Say how many lines of these entries include the word "html", and answer with the number alone.

● ● ●

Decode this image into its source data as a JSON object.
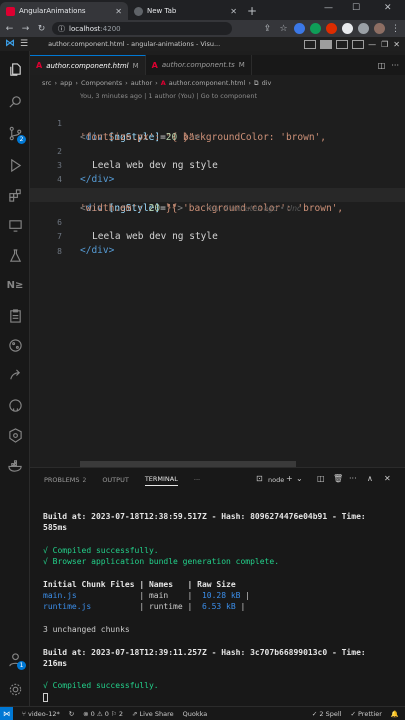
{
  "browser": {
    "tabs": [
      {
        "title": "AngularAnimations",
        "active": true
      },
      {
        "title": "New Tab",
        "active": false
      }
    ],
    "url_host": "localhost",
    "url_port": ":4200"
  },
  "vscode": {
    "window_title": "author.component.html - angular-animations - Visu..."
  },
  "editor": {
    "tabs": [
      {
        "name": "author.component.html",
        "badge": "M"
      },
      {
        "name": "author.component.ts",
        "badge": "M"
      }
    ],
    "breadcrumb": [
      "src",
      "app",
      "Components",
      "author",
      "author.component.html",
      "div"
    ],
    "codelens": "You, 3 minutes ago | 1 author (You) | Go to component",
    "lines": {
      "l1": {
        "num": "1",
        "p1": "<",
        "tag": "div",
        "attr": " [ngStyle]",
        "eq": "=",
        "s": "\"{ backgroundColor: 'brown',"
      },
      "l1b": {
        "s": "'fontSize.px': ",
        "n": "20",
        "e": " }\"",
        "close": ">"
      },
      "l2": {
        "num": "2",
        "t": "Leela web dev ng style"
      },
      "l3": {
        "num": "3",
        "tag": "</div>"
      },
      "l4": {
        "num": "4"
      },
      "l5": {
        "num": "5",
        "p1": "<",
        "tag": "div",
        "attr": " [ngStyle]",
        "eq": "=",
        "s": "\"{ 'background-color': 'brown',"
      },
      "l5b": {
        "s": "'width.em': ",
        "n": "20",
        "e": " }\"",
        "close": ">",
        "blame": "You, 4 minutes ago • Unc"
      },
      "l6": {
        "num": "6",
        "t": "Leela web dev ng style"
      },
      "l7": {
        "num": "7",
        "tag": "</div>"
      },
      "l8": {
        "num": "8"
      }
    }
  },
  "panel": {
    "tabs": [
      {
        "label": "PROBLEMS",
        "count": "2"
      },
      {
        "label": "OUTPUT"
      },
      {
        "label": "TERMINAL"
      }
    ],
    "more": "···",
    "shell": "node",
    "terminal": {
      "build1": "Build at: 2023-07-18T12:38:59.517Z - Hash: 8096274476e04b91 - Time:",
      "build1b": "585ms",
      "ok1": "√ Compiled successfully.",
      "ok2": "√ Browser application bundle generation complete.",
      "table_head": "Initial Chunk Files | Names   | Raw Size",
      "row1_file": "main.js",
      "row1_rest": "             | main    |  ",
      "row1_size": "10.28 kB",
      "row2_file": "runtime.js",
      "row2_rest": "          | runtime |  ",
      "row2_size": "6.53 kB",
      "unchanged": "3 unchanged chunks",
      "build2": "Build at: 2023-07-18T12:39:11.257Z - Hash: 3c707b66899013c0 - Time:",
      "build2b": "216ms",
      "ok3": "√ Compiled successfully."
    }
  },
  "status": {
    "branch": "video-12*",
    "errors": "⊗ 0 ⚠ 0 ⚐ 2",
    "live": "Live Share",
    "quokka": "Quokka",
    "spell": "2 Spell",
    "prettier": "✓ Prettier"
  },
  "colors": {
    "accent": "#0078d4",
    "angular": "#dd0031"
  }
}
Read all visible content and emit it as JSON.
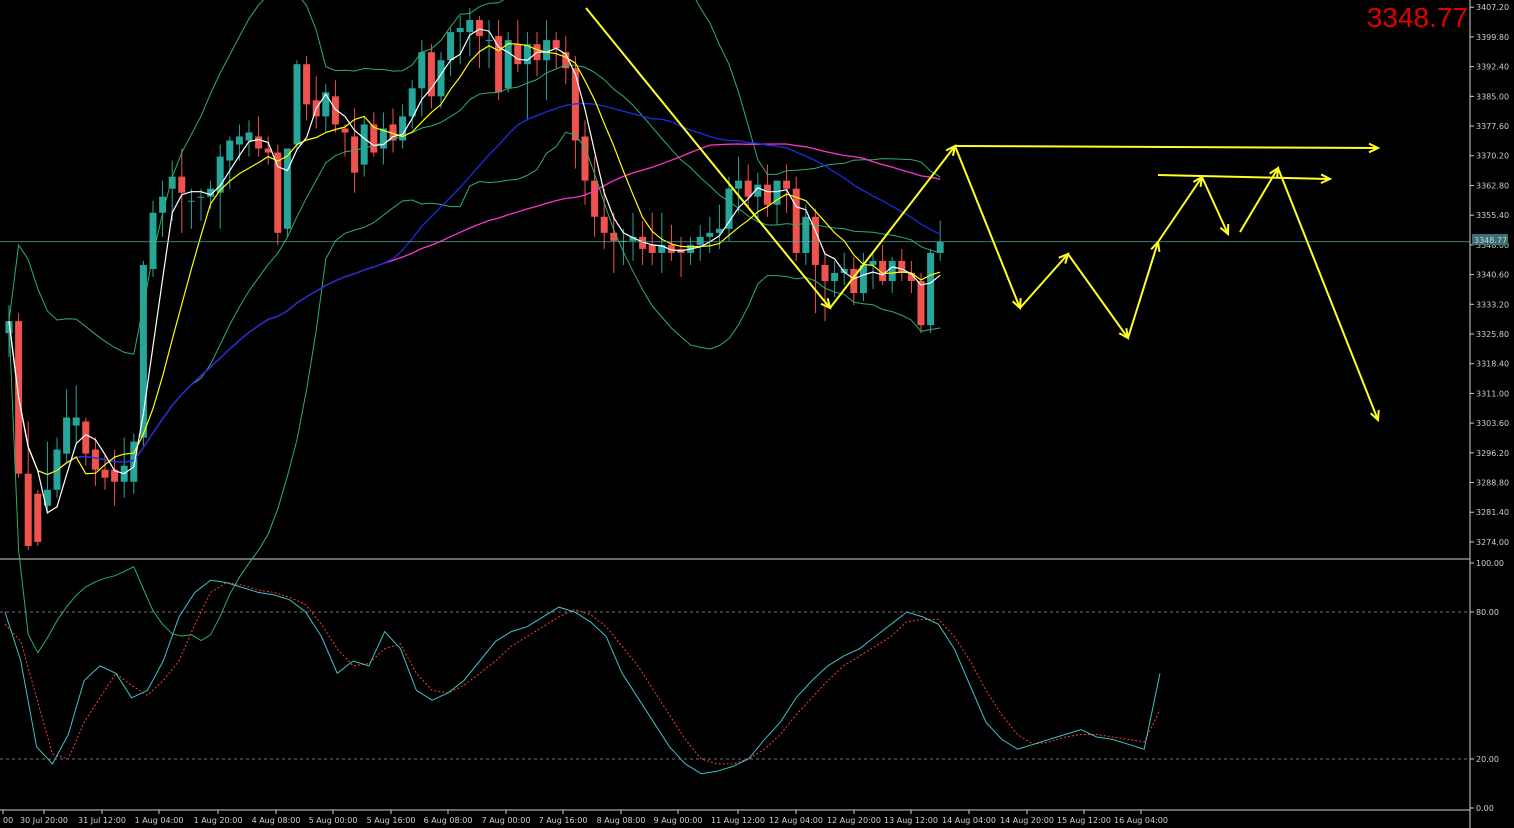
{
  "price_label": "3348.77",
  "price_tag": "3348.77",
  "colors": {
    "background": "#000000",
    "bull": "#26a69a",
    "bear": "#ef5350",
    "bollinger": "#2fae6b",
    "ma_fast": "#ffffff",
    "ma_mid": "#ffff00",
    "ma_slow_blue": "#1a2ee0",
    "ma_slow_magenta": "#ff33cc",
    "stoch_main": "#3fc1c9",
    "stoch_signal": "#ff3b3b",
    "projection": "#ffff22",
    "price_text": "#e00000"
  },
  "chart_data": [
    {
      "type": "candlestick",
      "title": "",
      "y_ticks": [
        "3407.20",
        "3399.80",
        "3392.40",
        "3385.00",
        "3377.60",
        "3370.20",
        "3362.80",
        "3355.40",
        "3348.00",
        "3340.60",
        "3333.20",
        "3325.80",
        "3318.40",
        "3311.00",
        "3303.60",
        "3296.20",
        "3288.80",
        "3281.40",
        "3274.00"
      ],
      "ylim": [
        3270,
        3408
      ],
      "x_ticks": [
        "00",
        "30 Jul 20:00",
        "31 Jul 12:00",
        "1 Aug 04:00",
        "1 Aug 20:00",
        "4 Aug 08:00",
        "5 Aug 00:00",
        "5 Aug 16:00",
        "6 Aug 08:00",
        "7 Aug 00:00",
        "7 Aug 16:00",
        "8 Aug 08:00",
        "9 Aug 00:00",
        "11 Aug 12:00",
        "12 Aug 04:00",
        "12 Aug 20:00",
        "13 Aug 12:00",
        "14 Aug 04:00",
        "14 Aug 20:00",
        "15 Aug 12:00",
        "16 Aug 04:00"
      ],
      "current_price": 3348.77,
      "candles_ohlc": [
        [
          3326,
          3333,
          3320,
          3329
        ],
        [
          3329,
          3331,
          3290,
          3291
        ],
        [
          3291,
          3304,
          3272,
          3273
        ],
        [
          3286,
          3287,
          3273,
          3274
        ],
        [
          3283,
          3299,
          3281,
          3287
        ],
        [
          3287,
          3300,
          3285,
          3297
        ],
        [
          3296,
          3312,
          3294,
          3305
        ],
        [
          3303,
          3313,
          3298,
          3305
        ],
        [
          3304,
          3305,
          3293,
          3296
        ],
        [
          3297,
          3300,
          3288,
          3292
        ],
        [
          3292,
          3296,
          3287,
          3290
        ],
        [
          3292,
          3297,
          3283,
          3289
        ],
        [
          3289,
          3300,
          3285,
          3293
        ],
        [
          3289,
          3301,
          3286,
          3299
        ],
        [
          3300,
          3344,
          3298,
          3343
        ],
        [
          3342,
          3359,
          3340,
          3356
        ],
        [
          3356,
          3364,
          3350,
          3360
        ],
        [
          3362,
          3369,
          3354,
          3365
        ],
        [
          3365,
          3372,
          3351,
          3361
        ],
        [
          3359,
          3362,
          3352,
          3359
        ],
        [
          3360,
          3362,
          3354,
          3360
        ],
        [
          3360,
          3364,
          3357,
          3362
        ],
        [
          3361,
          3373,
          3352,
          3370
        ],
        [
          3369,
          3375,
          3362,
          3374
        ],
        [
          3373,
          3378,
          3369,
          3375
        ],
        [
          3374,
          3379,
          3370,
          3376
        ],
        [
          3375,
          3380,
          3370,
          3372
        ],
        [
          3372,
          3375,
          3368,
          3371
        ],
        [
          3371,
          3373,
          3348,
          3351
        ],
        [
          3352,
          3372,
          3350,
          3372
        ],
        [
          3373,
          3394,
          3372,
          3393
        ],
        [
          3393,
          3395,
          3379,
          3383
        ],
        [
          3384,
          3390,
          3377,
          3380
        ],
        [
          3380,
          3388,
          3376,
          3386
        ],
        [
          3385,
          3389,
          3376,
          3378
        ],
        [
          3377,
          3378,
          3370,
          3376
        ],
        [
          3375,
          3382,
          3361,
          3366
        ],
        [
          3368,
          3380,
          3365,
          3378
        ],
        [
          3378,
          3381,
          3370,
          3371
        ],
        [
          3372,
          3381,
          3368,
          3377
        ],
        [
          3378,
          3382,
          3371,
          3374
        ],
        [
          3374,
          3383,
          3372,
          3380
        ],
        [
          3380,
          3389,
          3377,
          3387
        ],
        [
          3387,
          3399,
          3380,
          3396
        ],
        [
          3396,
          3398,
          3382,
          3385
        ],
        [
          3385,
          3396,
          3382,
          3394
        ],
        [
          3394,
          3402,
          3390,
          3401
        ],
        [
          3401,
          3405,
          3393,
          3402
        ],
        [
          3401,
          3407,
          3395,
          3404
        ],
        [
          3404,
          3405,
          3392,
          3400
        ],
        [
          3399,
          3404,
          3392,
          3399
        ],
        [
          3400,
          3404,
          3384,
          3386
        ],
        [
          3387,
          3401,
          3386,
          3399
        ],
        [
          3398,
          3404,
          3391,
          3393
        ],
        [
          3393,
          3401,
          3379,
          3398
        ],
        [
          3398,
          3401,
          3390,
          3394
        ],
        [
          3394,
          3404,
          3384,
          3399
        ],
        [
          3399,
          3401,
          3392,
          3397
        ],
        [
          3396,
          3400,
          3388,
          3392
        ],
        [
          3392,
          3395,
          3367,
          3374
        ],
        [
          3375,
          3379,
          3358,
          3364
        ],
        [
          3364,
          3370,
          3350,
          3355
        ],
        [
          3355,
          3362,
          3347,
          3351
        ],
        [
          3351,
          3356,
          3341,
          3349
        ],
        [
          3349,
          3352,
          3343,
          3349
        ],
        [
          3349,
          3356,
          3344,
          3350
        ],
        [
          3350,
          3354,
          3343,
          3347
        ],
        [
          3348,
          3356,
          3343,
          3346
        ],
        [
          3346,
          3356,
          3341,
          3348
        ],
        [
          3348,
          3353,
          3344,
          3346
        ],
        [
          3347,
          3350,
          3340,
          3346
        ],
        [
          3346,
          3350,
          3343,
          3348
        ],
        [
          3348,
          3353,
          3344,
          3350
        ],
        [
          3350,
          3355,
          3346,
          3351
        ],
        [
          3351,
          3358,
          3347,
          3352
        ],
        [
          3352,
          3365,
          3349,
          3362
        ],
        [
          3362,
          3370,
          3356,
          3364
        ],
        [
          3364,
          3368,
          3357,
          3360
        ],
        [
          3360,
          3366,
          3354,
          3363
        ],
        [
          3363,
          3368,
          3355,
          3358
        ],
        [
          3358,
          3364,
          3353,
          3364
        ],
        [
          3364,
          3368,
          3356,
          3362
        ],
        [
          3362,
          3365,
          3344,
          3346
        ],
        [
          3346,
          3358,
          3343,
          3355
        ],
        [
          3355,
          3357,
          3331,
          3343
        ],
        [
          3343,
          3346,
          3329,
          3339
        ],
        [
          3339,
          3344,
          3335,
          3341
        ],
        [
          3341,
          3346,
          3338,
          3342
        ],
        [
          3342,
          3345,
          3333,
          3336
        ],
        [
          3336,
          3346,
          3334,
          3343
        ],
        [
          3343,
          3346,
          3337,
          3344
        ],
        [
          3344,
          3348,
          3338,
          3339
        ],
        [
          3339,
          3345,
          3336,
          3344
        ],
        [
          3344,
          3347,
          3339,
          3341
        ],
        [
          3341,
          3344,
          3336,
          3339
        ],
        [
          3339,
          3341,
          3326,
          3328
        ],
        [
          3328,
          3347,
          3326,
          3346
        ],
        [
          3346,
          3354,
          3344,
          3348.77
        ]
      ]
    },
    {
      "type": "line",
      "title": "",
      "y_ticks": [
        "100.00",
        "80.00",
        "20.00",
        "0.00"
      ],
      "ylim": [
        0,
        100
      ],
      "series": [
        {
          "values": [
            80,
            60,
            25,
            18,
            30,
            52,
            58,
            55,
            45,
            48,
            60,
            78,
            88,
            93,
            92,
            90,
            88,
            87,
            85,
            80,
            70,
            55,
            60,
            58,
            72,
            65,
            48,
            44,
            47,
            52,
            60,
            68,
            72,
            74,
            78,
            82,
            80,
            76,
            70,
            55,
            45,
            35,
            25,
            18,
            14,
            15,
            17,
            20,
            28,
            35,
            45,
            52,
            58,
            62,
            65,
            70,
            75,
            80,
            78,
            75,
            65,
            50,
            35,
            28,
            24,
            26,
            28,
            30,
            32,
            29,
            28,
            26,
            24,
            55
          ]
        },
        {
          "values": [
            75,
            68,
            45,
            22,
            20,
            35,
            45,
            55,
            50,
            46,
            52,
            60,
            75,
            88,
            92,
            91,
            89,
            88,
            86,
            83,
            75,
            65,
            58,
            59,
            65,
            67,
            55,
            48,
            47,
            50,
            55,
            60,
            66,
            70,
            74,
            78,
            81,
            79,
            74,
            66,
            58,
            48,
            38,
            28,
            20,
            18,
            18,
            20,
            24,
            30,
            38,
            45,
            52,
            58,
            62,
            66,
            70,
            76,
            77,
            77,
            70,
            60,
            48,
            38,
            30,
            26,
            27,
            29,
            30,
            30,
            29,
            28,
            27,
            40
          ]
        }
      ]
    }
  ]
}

● ● ●

§ **COMPLETE ANSWER**
3